Go through the listing and set it down exactly, leaving out its pictures.

▸ **Material**
=-=-=

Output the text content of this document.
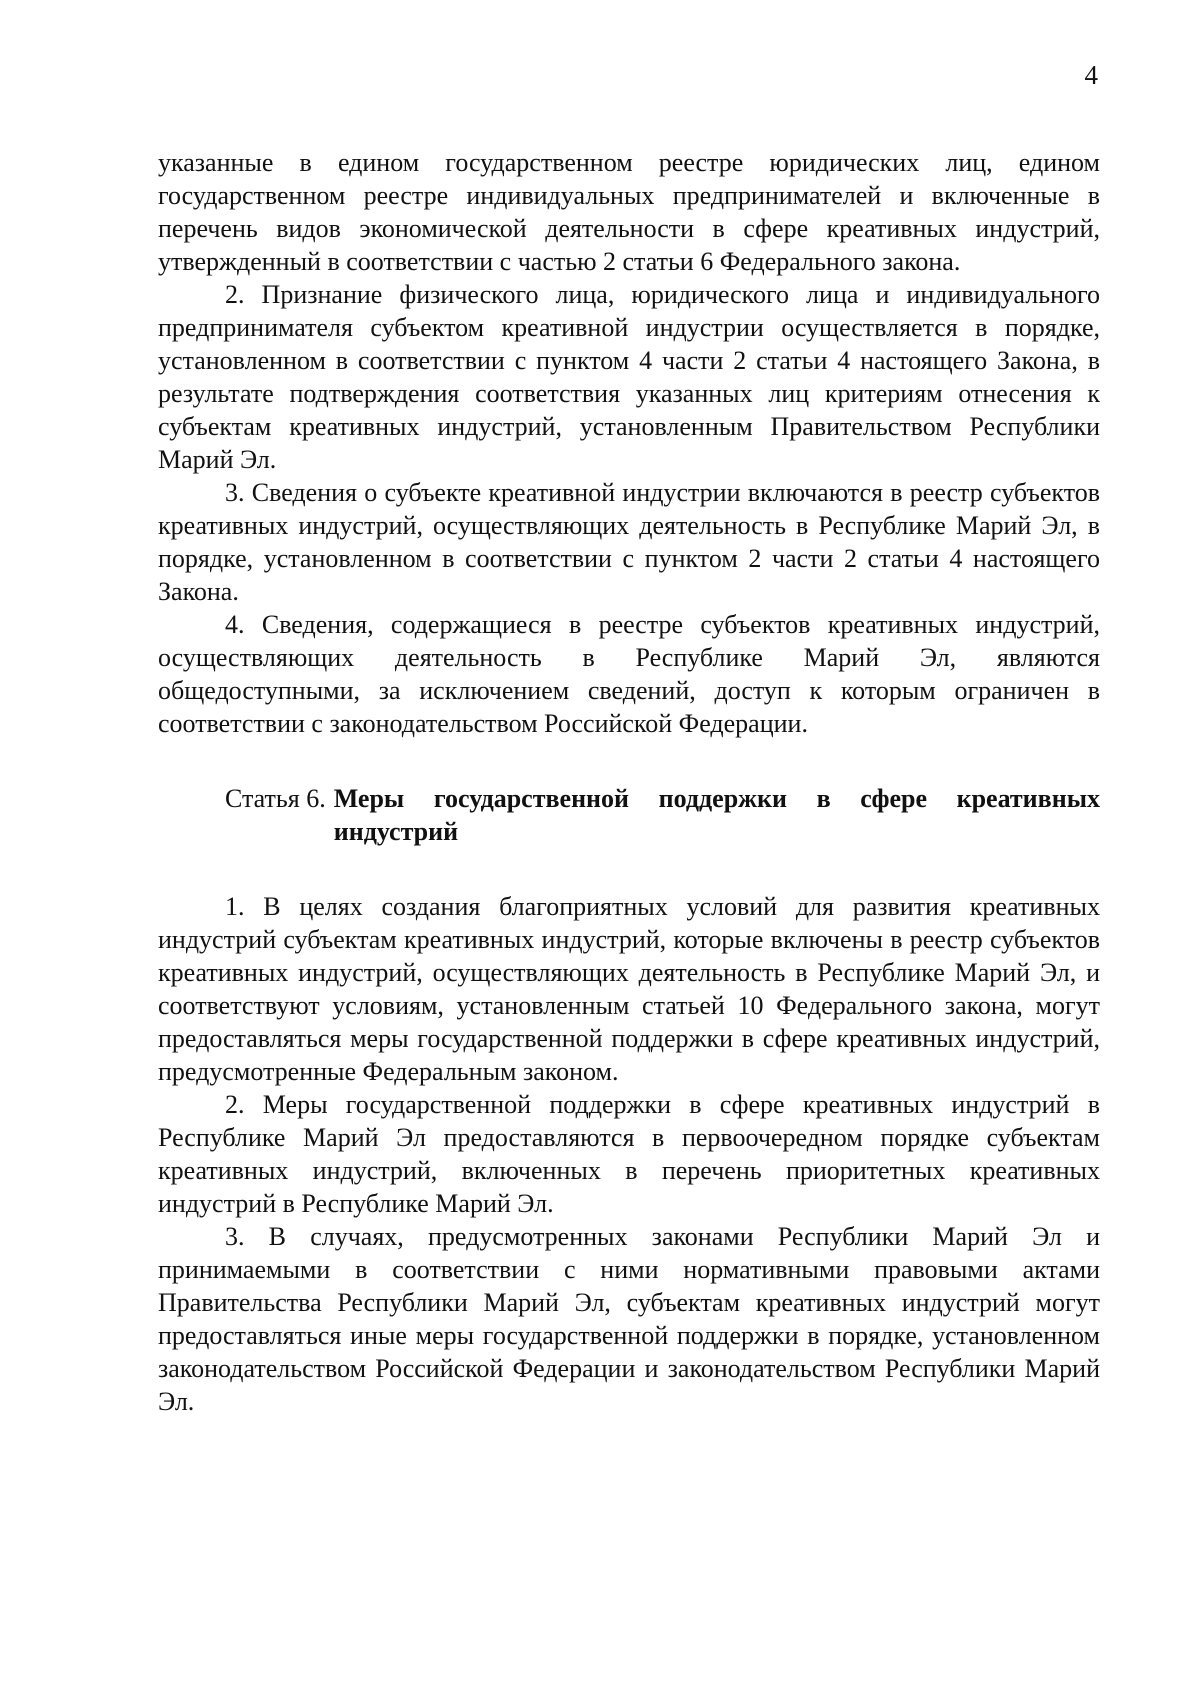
4

указанные в едином государственном реестре юридических лиц, едином государственном реестре индивидуальных предпринимателей и включенные в перечень видов экономической деятельности в сфере креативных индустрий, утвержденный в соответствии с частью 2 статьи 6 Федерального закона.

2. Признание физического лица, юридического лица и индивидуального предпринимателя субъектом креативной индустрии осуществляется в порядке, установленном в соответствии с пунктом 4 части 2 статьи 4 настоящего Закона, в результате подтверждения соответствия указанных лиц критериям отнесения к субъектам креативных индустрий, установленным Правительством Республики Марий Эл.

3. Сведения о субъекте креативной индустрии включаются в реестр субъектов креативных индустрий, осуществляющих деятельность в Республике Марий Эл, в порядке, установленном в соответствии с пунктом 2 части 2 статьи 4 настоящего Закона.

4. Сведения, содержащиеся в реестре субъектов креативных индустрий, осуществляющих деятельность в Республике Марий Эл, являются общедоступными, за исключением сведений, доступ к которым ограничен в соответствии с законодательством Российской Федерации.

Статья 6. Меры государственной поддержки в сфере креативных индустрий

1. В целях создания благоприятных условий для развития креативных индустрий субъектам креативных индустрий, которые включены в реестр субъектов креативных индустрий, осуществляющих деятельность в Республике Марий Эл, и соответствуют условиям, установленным статьей 10 Федерального закона, могут предоставляться меры государственной поддержки в сфере креативных индустрий, предусмотренные Федеральным законом.

2. Меры государственной поддержки в сфере креативных индустрий в Республике Марий Эл предоставляются в первоочередном порядке субъектам креативных индустрий, включенных в перечень приоритетных креативных индустрий в Республике Марий Эл.

3. В случаях, предусмотренных законами Республики Марий Эл и принимаемыми в соответствии с ними нормативными правовыми актами Правительства Республики Марий Эл, субъектам креативных индустрий могут предоставляться иные меры государственной поддержки в порядке, установленном законодательством Российской Федерации и законодательством Республики Марий Эл.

=-=-=

▸ **Complete response**
Output the text content of this document.
4

указанные в едином государственном реестре юридических лиц, едином государственном реестре индивидуальных предпринимателей и включенные в перечень видов экономической деятельности в сфере креативных индустрий, утвержденный в соответствии с частью 2 статьи 6 Федерального закона.

2. Признание физического лица, юридического лица и индивидуального предпринимателя субъектом креативной индустрии осуществляется в порядке, установленном в соответствии с пунктом 4 части 2 статьи 4 настоящего Закона, в результате подтверждения соответствия указанных лиц критериям отнесения к субъектам креативных индустрий, установленным Правительством Республики Марий Эл.

3. Сведения о субъекте креативной индустрии включаются в реестр субъектов креативных индустрий, осуществляющих деятельность в Республике Марий Эл, в порядке, установленном в соответствии с пунктом 2 части 2 статьи 4 настоящего Закона.

4. Сведения, содержащиеся в реестре субъектов креативных индустрий, осуществляющих деятельность в Республике Марий Эл, являются общедоступными, за исключением сведений, доступ к которым ограничен в соответствии с законодательством Российской Федерации.

Статья 6. Меры государственной поддержки в сфере креативных индустрий

1. В целях создания благоприятных условий для развития креативных индустрий субъектам креативных индустрий, которые включены в реестр субъектов креативных индустрий, осуществляющих деятельность в Республике Марий Эл, и соответствуют условиям, установленным статьей 10 Федерального закона, могут предоставляться меры государственной поддержки в сфере креативных индустрий, предусмотренные Федеральным законом.

2. Меры государственной поддержки в сфере креативных индустрий в Республике Марий Эл предоставляются в первоочередном порядке субъектам креативных индустрий, включенных в перечень приоритетных креативных индустрий в Республике Марий Эл.

3. В случаях, предусмотренных законами Республики Марий Эл и принимаемыми в соответствии с ними нормативными правовыми актами Правительства Республики Марий Эл, субъектам креативных индустрий могут предоставляться иные меры государственной поддержки в порядке, установленном законодательством Российской Федерации и законодательством Республики Марий Эл.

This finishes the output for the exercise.